[START Dataset records]

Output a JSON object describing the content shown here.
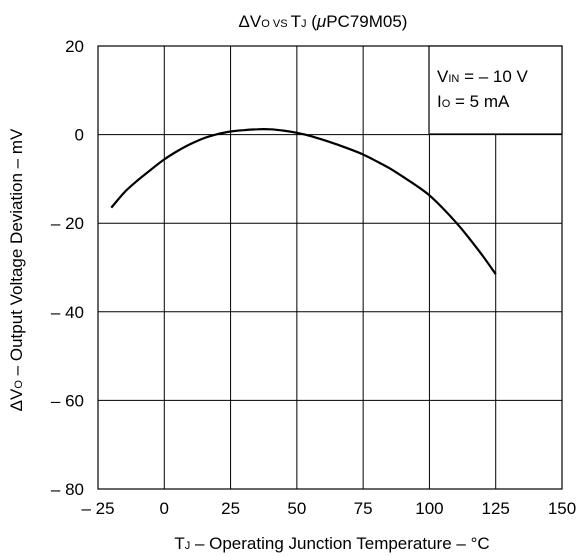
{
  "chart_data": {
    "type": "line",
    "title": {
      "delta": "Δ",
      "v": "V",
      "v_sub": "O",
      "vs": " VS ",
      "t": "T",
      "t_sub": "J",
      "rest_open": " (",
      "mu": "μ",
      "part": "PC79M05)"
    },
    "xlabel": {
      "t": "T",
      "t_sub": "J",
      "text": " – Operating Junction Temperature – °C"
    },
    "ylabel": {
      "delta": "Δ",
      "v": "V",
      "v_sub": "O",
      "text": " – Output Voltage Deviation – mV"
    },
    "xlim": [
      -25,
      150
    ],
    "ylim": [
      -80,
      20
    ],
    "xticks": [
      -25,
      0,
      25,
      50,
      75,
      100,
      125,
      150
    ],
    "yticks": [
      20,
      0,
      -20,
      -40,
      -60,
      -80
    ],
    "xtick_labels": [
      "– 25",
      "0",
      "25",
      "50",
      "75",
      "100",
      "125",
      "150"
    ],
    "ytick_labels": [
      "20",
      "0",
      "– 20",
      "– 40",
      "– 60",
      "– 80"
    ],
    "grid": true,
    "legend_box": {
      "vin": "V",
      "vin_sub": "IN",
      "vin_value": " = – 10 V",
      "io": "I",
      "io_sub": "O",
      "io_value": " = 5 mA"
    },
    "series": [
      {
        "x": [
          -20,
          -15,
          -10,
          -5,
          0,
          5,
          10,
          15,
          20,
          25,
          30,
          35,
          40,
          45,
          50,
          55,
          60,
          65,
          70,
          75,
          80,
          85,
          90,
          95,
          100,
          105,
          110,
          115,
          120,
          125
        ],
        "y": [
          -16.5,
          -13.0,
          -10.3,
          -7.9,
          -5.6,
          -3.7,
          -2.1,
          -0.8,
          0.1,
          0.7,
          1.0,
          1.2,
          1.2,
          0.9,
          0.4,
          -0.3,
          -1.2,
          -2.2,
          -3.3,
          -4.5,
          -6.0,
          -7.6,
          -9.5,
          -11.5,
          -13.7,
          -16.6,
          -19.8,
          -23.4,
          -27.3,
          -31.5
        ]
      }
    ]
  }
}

[END Dataset records]
[START Dataset records]

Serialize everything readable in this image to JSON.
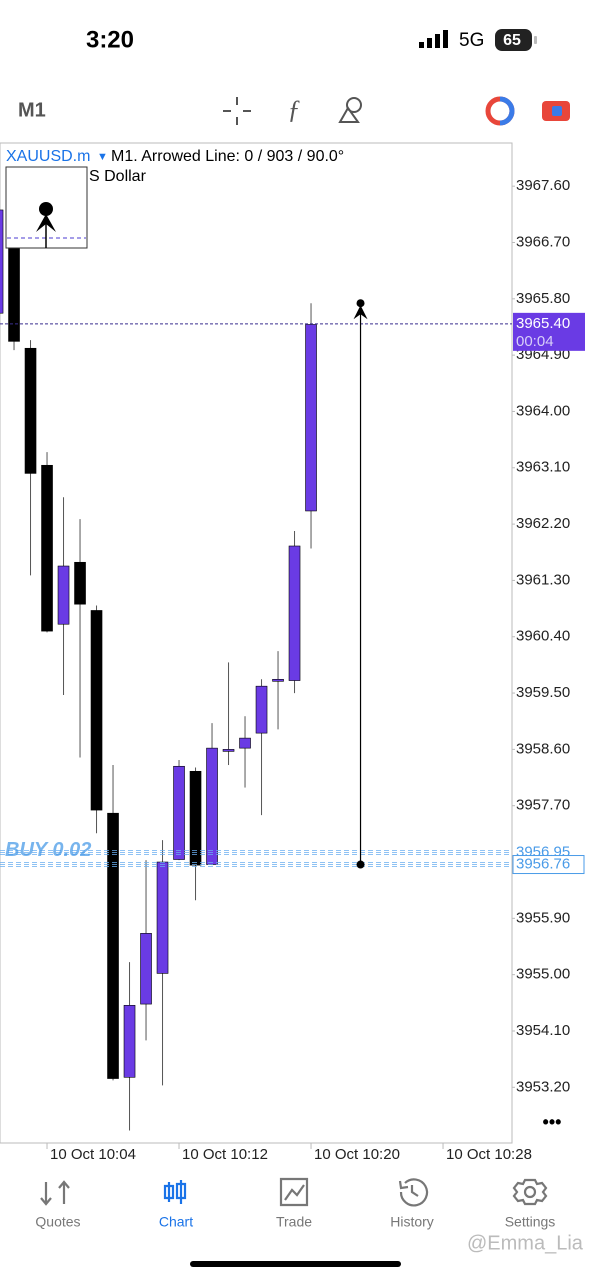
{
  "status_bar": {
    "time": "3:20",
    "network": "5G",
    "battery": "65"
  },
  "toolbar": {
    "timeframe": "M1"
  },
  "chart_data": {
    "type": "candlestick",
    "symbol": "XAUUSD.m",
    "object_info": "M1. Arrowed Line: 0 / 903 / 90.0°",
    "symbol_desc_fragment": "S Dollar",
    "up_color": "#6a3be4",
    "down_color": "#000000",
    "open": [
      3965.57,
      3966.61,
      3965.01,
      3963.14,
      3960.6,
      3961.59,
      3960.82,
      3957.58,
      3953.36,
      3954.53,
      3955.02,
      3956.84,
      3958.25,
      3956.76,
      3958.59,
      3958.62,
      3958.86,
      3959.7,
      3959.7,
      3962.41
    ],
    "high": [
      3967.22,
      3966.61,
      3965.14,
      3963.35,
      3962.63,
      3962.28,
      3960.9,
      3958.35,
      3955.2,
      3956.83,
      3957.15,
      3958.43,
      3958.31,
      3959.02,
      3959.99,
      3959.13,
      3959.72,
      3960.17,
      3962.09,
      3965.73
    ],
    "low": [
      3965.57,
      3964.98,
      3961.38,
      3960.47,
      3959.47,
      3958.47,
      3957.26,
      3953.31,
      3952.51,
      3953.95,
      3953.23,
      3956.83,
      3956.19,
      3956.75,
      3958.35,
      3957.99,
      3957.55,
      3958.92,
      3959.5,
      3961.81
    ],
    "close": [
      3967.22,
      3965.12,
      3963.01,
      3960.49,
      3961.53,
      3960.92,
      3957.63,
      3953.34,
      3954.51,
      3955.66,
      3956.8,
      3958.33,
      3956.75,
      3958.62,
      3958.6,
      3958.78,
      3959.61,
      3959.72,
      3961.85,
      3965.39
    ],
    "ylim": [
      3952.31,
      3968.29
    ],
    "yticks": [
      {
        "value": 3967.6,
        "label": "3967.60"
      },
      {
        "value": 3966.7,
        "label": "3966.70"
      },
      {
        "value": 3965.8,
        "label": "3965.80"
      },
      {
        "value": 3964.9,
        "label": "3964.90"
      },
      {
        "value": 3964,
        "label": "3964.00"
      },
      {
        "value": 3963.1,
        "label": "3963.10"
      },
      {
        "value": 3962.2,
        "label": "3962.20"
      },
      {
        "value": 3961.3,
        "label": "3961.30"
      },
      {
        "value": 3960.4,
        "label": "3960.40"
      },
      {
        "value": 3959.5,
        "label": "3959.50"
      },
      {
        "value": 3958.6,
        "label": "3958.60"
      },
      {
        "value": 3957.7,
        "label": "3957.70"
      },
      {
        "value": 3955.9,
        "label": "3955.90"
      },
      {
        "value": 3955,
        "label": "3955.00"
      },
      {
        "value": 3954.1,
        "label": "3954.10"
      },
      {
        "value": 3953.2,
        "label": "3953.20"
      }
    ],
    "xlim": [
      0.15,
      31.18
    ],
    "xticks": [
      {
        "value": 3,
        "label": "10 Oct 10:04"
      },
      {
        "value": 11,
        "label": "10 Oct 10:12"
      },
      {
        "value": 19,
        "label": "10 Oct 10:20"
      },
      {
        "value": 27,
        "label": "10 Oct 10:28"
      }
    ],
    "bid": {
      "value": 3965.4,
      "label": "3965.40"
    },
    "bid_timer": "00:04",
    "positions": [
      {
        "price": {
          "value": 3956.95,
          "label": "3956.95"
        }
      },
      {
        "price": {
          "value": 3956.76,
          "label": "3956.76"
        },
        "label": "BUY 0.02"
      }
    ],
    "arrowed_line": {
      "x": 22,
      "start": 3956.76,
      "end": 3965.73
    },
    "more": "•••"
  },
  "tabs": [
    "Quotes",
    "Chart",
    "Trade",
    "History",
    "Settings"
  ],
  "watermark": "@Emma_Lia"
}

[END Dataset records]

What is being asked
Extract every line that has the string "Output" in it.

Full answer
Output a JSON object describing the content shown here.
      "text": " – Output Voltage Deviation – mV"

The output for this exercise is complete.